## [What is expected]
Repeat verbatim every line of the material, beginning at the line that holds "Read out every word on this page." and ending at its last line.

## [Provided records]
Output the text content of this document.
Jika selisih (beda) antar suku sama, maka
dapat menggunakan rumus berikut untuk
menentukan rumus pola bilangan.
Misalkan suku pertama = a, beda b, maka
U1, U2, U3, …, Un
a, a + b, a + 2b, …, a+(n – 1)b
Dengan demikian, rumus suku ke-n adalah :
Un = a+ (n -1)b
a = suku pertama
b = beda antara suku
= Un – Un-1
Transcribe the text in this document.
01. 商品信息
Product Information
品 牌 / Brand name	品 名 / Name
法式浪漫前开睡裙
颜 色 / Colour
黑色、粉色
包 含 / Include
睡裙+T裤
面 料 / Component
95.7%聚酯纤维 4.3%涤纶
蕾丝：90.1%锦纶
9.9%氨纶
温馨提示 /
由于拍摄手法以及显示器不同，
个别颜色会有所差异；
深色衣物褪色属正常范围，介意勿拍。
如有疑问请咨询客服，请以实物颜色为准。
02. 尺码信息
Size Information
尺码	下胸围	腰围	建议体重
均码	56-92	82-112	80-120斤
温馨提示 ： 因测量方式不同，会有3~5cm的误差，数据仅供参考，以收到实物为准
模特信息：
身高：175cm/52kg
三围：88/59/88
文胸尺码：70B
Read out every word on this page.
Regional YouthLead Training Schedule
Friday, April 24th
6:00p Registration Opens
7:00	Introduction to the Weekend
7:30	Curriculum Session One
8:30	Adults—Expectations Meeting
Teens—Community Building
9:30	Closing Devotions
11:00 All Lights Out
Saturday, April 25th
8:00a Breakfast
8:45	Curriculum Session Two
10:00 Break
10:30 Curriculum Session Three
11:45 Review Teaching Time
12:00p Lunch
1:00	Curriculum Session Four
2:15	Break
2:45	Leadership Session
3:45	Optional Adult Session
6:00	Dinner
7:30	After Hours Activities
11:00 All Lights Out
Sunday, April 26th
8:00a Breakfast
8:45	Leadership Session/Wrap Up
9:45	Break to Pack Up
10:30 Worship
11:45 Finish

## [Result for this task]
Read out every word on this page.
Regional YouthLead Training Schedule
Friday, April 24th
6:00p Registration Opens
7:00	Introduction to the Weekend
7:30	Curriculum Session One
8:30	Adults—Expectations Meeting
Teens—Community Building
9:30	Closing Devotions
11:00 All Lights Out
Saturday, April 25th
8:00a Breakfast
8:45	Curriculum Session Two
10:00 Break
10:30 Curriculum Session Three
11:45 Review Teaching Time
12:00p Lunch
1:00	Curriculum Session Four
2:15	Break
2:45	Leadership Session
3:45	Optional Adult Session
6:00	Dinner
7:30	After Hours Activities
11:00 All Lights Out
Sunday, April 26th
8:00a Breakfast
8:45	Leadership Session/Wrap Up
9:45	Break to Pack Up
10:30 Worship
11:45 Finish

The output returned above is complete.